(Dataset items)
-- -- --

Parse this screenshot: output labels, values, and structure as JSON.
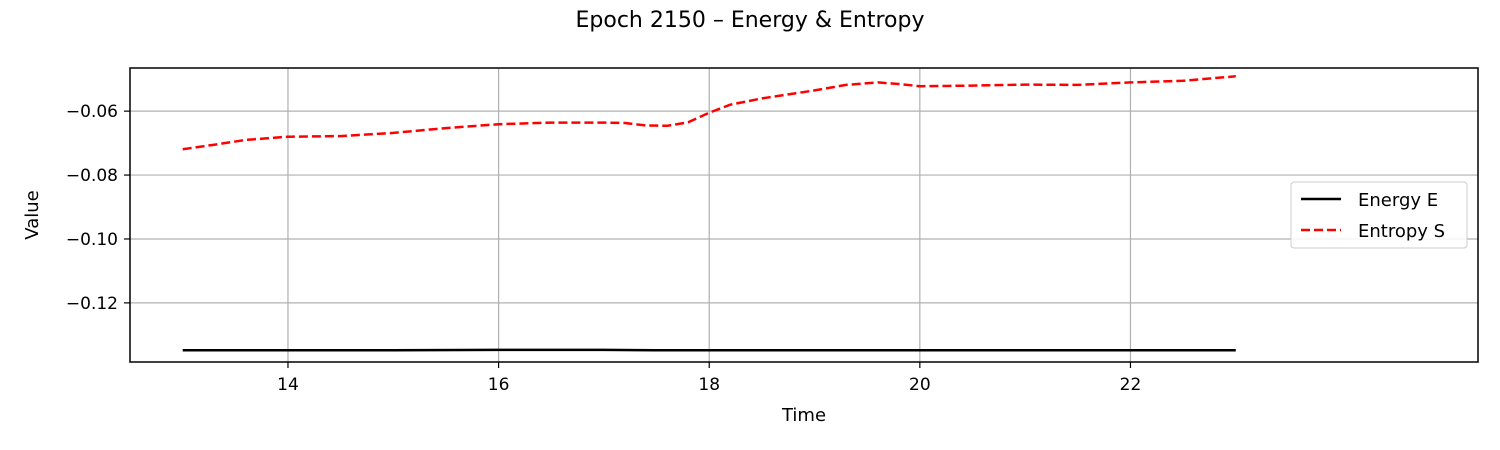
{
  "chart_data": {
    "type": "line",
    "title": "Epoch 2150 – Energy & Entropy",
    "xlabel": "Time",
    "ylabel": "Value",
    "xlim": [
      12.5,
      25.3
    ],
    "ylim": [
      -0.1385,
      -0.0465
    ],
    "xticks": [
      14,
      16,
      18,
      20,
      22
    ],
    "xtick_labels": [
      "14",
      "16",
      "18",
      "20",
      "22"
    ],
    "yticks": [
      -0.12,
      -0.1,
      -0.08,
      -0.06
    ],
    "ytick_labels": [
      "−0.12",
      "−0.10",
      "−0.08",
      "−0.06"
    ],
    "grid": true,
    "legend_position": "center-right",
    "series": [
      {
        "name": "Energy E",
        "color": "#000000",
        "style": "solid",
        "x": [
          13.0,
          14.0,
          15.0,
          16.0,
          16.5,
          17.0,
          17.5,
          18.0,
          19.0,
          20.0,
          21.0,
          22.0,
          23.0
        ],
        "y": [
          -0.1348,
          -0.1348,
          -0.1348,
          -0.1347,
          -0.1347,
          -0.1347,
          -0.1348,
          -0.1348,
          -0.1348,
          -0.1348,
          -0.1348,
          -0.1348,
          -0.1348
        ]
      },
      {
        "name": "Entropy S",
        "color": "#ff0000",
        "style": "dashed",
        "x": [
          13.0,
          13.3,
          13.6,
          14.0,
          14.5,
          15.0,
          15.5,
          16.0,
          16.5,
          17.0,
          17.2,
          17.4,
          17.6,
          17.8,
          18.0,
          18.2,
          18.5,
          18.8,
          19.0,
          19.3,
          19.6,
          19.8,
          20.0,
          20.5,
          21.0,
          21.5,
          22.0,
          22.5,
          23.0
        ],
        "y": [
          -0.0719,
          -0.0705,
          -0.069,
          -0.068,
          -0.0678,
          -0.0668,
          -0.0653,
          -0.0641,
          -0.0636,
          -0.0636,
          -0.0637,
          -0.0645,
          -0.0646,
          -0.0635,
          -0.0605,
          -0.058,
          -0.056,
          -0.0545,
          -0.0535,
          -0.0518,
          -0.051,
          -0.0515,
          -0.0522,
          -0.052,
          -0.0517,
          -0.0518,
          -0.051,
          -0.0505,
          -0.0491
        ]
      }
    ]
  }
}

-- -- --

REQUIREMENTS: Reproduce each line word for word and drop the pictures.

FULL OUTPUT:
Parse this screenshot: output labels, values, and structure as JSON.
{
  "chart_data": {
    "type": "line",
    "title": "Epoch 2150 – Energy & Entropy",
    "xlabel": "Time",
    "ylabel": "Value",
    "xlim": [
      12.5,
      25.3
    ],
    "ylim": [
      -0.1385,
      -0.0465
    ],
    "xticks": [
      14,
      16,
      18,
      20,
      22
    ],
    "xtick_labels": [
      "14",
      "16",
      "18",
      "20",
      "22"
    ],
    "yticks": [
      -0.12,
      -0.1,
      -0.08,
      -0.06
    ],
    "ytick_labels": [
      "−0.12",
      "−0.10",
      "−0.08",
      "−0.06"
    ],
    "grid": true,
    "legend_position": "center-right",
    "series": [
      {
        "name": "Energy E",
        "color": "#000000",
        "style": "solid",
        "x": [
          13.0,
          14.0,
          15.0,
          16.0,
          16.5,
          17.0,
          17.5,
          18.0,
          19.0,
          20.0,
          21.0,
          22.0,
          23.0
        ],
        "y": [
          -0.1348,
          -0.1348,
          -0.1348,
          -0.1347,
          -0.1347,
          -0.1347,
          -0.1348,
          -0.1348,
          -0.1348,
          -0.1348,
          -0.1348,
          -0.1348,
          -0.1348
        ]
      },
      {
        "name": "Entropy S",
        "color": "#ff0000",
        "style": "dashed",
        "x": [
          13.0,
          13.3,
          13.6,
          14.0,
          14.5,
          15.0,
          15.5,
          16.0,
          16.5,
          17.0,
          17.2,
          17.4,
          17.6,
          17.8,
          18.0,
          18.2,
          18.5,
          18.8,
          19.0,
          19.3,
          19.6,
          19.8,
          20.0,
          20.5,
          21.0,
          21.5,
          22.0,
          22.5,
          23.0
        ],
        "y": [
          -0.0719,
          -0.0705,
          -0.069,
          -0.068,
          -0.0678,
          -0.0668,
          -0.0653,
          -0.0641,
          -0.0636,
          -0.0636,
          -0.0637,
          -0.0645,
          -0.0646,
          -0.0635,
          -0.0605,
          -0.058,
          -0.056,
          -0.0545,
          -0.0535,
          -0.0518,
          -0.051,
          -0.0515,
          -0.0522,
          -0.052,
          -0.0517,
          -0.0518,
          -0.051,
          -0.0505,
          -0.0491
        ]
      }
    ]
  }
}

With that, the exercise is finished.